Can you copy out the data exactly? Leave the images out.

- DATA SUPPLIED -
··········

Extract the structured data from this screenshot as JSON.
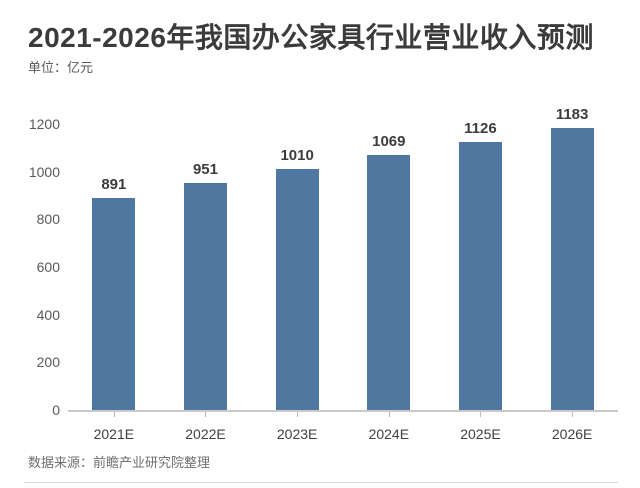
{
  "header": {
    "title": "2021-2026年我国办公家具行业营业收入预测",
    "unit_label": "单位：亿元"
  },
  "footer": {
    "source": "数据来源：前瞻产业研究院整理"
  },
  "colors": {
    "bar": "#4f77a0",
    "title_text": "#3b3b3b",
    "axis_line": "#c9c9c9",
    "tick_text": "#595959",
    "source_text": "#6f6f6f"
  },
  "chart_data": {
    "type": "bar",
    "title": "2021-2026年我国办公家具行业营业收入预测",
    "xlabel": "",
    "ylabel": "单位：亿元",
    "categories": [
      "2021E",
      "2022E",
      "2023E",
      "2024E",
      "2025E",
      "2026E"
    ],
    "values": [
      891,
      951,
      1010,
      1069,
      1126,
      1183
    ],
    "ylim": [
      0,
      1200
    ],
    "yticks": [
      0,
      200,
      400,
      600,
      800,
      1000,
      1200
    ],
    "grid": false,
    "legend": null,
    "bar_color": "#4f77a0",
    "data_labels": true
  }
}
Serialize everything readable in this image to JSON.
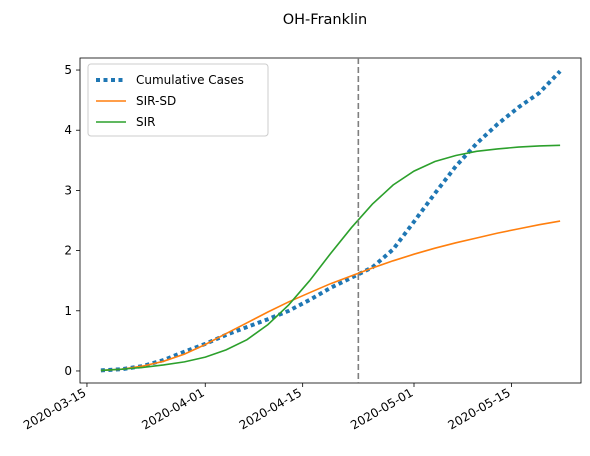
{
  "chart_data": {
    "type": "line",
    "title": "OH-Franklin",
    "xlabel": "",
    "ylabel": "",
    "x_axis_type": "date",
    "xlim": [
      "2020-03-14",
      "2020-05-25"
    ],
    "ylim": [
      -0.2,
      5.2
    ],
    "x_ticks": [
      "2020-03-15",
      "2020-04-01",
      "2020-04-15",
      "2020-05-01",
      "2020-05-15"
    ],
    "y_ticks": [
      0,
      1,
      2,
      3,
      4,
      5
    ],
    "grid": false,
    "legend_position": "top-left",
    "vertical_line": {
      "x": "2020-04-23",
      "style": "dashed",
      "color": "#7f7f7f"
    },
    "series": [
      {
        "name": "Cumulative Cases",
        "style": "dotted",
        "color": "#1f77b4",
        "x": [
          "2020-03-17",
          "2020-03-20",
          "2020-03-23",
          "2020-03-26",
          "2020-03-29",
          "2020-04-01",
          "2020-04-04",
          "2020-04-07",
          "2020-04-10",
          "2020-04-13",
          "2020-04-16",
          "2020-04-19",
          "2020-04-22",
          "2020-04-25",
          "2020-04-28",
          "2020-05-01",
          "2020-05-04",
          "2020-05-07",
          "2020-05-10",
          "2020-05-13",
          "2020-05-16",
          "2020-05-19",
          "2020-05-22"
        ],
        "y": [
          0.01,
          0.03,
          0.08,
          0.18,
          0.32,
          0.45,
          0.6,
          0.73,
          0.86,
          1.0,
          1.18,
          1.38,
          1.55,
          1.72,
          2.02,
          2.48,
          2.95,
          3.4,
          3.78,
          4.1,
          4.38,
          4.62,
          4.98
        ]
      },
      {
        "name": "SIR-SD",
        "style": "solid",
        "color": "#ff7f0e",
        "x": [
          "2020-03-17",
          "2020-03-20",
          "2020-03-23",
          "2020-03-26",
          "2020-03-29",
          "2020-04-01",
          "2020-04-04",
          "2020-04-07",
          "2020-04-10",
          "2020-04-13",
          "2020-04-16",
          "2020-04-19",
          "2020-04-22",
          "2020-04-25",
          "2020-04-28",
          "2020-05-01",
          "2020-05-04",
          "2020-05-07",
          "2020-05-10",
          "2020-05-13",
          "2020-05-16",
          "2020-05-19",
          "2020-05-22"
        ],
        "y": [
          0.01,
          0.03,
          0.08,
          0.16,
          0.28,
          0.44,
          0.62,
          0.8,
          0.98,
          1.15,
          1.3,
          1.45,
          1.58,
          1.71,
          1.83,
          1.94,
          2.04,
          2.13,
          2.21,
          2.29,
          2.36,
          2.43,
          2.49
        ]
      },
      {
        "name": "SIR",
        "style": "solid",
        "color": "#2ca02c",
        "x": [
          "2020-03-17",
          "2020-03-20",
          "2020-03-23",
          "2020-03-26",
          "2020-03-29",
          "2020-04-01",
          "2020-04-04",
          "2020-04-07",
          "2020-04-10",
          "2020-04-13",
          "2020-04-16",
          "2020-04-19",
          "2020-04-22",
          "2020-04-25",
          "2020-04-28",
          "2020-05-01",
          "2020-05-04",
          "2020-05-07",
          "2020-05-10",
          "2020-05-13",
          "2020-05-16",
          "2020-05-19",
          "2020-05-22"
        ],
        "y": [
          0.01,
          0.03,
          0.06,
          0.1,
          0.15,
          0.23,
          0.35,
          0.52,
          0.77,
          1.1,
          1.5,
          1.95,
          2.38,
          2.77,
          3.09,
          3.32,
          3.48,
          3.58,
          3.65,
          3.69,
          3.72,
          3.74,
          3.75
        ]
      }
    ]
  }
}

··········

- WORKED ANSWER -
Extract the structured data from this screenshot as JSON.
{
  "header": {
    "title": "2021-2026年我国办公家具行业营业收入预测",
    "unit_label": "单位：亿元"
  },
  "footer": {
    "source": "数据来源：前瞻产业研究院整理"
  },
  "colors": {
    "bar": "#4f77a0",
    "title_text": "#3b3b3b",
    "axis_line": "#c9c9c9",
    "tick_text": "#595959",
    "source_text": "#6f6f6f"
  },
  "chart_data": {
    "type": "bar",
    "title": "2021-2026年我国办公家具行业营业收入预测",
    "xlabel": "",
    "ylabel": "单位：亿元",
    "categories": [
      "2021E",
      "2022E",
      "2023E",
      "2024E",
      "2025E",
      "2026E"
    ],
    "values": [
      891,
      951,
      1010,
      1069,
      1126,
      1183
    ],
    "ylim": [
      0,
      1200
    ],
    "yticks": [
      0,
      200,
      400,
      600,
      800,
      1000,
      1200
    ],
    "grid": false,
    "legend": null,
    "bar_color": "#4f77a0",
    "data_labels": true
  }
}
Serialize everything readable in this image to JSON.
{
  "chart_data": {
    "type": "line",
    "title": "OH-Franklin",
    "xlabel": "",
    "ylabel": "",
    "x_axis_type": "date",
    "xlim": [
      "2020-03-14",
      "2020-05-25"
    ],
    "ylim": [
      -0.2,
      5.2
    ],
    "x_ticks": [
      "2020-03-15",
      "2020-04-01",
      "2020-04-15",
      "2020-05-01",
      "2020-05-15"
    ],
    "y_ticks": [
      0,
      1,
      2,
      3,
      4,
      5
    ],
    "grid": false,
    "legend_position": "top-left",
    "vertical_line": {
      "x": "2020-04-23",
      "style": "dashed",
      "color": "#7f7f7f"
    },
    "series": [
      {
        "name": "Cumulative Cases",
        "style": "dotted",
        "color": "#1f77b4",
        "x": [
          "2020-03-17",
          "2020-03-20",
          "2020-03-23",
          "2020-03-26",
          "2020-03-29",
          "2020-04-01",
          "2020-04-04",
          "2020-04-07",
          "2020-04-10",
          "2020-04-13",
          "2020-04-16",
          "2020-04-19",
          "2020-04-22",
          "2020-04-25",
          "2020-04-28",
          "2020-05-01",
          "2020-05-04",
          "2020-05-07",
          "2020-05-10",
          "2020-05-13",
          "2020-05-16",
          "2020-05-19",
          "2020-05-22"
        ],
        "y": [
          0.01,
          0.03,
          0.08,
          0.18,
          0.32,
          0.45,
          0.6,
          0.73,
          0.86,
          1.0,
          1.18,
          1.38,
          1.55,
          1.72,
          2.02,
          2.48,
          2.95,
          3.4,
          3.78,
          4.1,
          4.38,
          4.62,
          4.98
        ]
      },
      {
        "name": "SIR-SD",
        "style": "solid",
        "color": "#ff7f0e",
        "x": [
          "2020-03-17",
          "2020-03-20",
          "2020-03-23",
          "2020-03-26",
          "2020-03-29",
          "2020-04-01",
          "2020-04-04",
          "2020-04-07",
          "2020-04-10",
          "2020-04-13",
          "2020-04-16",
          "2020-04-19",
          "2020-04-22",
          "2020-04-25",
          "2020-04-28",
          "2020-05-01",
          "2020-05-04",
          "2020-05-07",
          "2020-05-10",
          "2020-05-13",
          "2020-05-16",
          "2020-05-19",
          "2020-05-22"
        ],
        "y": [
          0.01,
          0.03,
          0.08,
          0.16,
          0.28,
          0.44,
          0.62,
          0.8,
          0.98,
          1.15,
          1.3,
          1.45,
          1.58,
          1.71,
          1.83,
          1.94,
          2.04,
          2.13,
          2.21,
          2.29,
          2.36,
          2.43,
          2.49
        ]
      },
      {
        "name": "SIR",
        "style": "solid",
        "color": "#2ca02c",
        "x": [
          "2020-03-17",
          "2020-03-20",
          "2020-03-23",
          "2020-03-26",
          "2020-03-29",
          "2020-04-01",
          "2020-04-04",
          "2020-04-07",
          "2020-04-10",
          "2020-04-13",
          "2020-04-16",
          "2020-04-19",
          "2020-04-22",
          "2020-04-25",
          "2020-04-28",
          "2020-05-01",
          "2020-05-04",
          "2020-05-07",
          "2020-05-10",
          "2020-05-13",
          "2020-05-16",
          "2020-05-19",
          "2020-05-22"
        ],
        "y": [
          0.01,
          0.03,
          0.06,
          0.1,
          0.15,
          0.23,
          0.35,
          0.52,
          0.77,
          1.1,
          1.5,
          1.95,
          2.38,
          2.77,
          3.09,
          3.32,
          3.48,
          3.58,
          3.65,
          3.69,
          3.72,
          3.74,
          3.75
        ]
      }
    ]
  }
}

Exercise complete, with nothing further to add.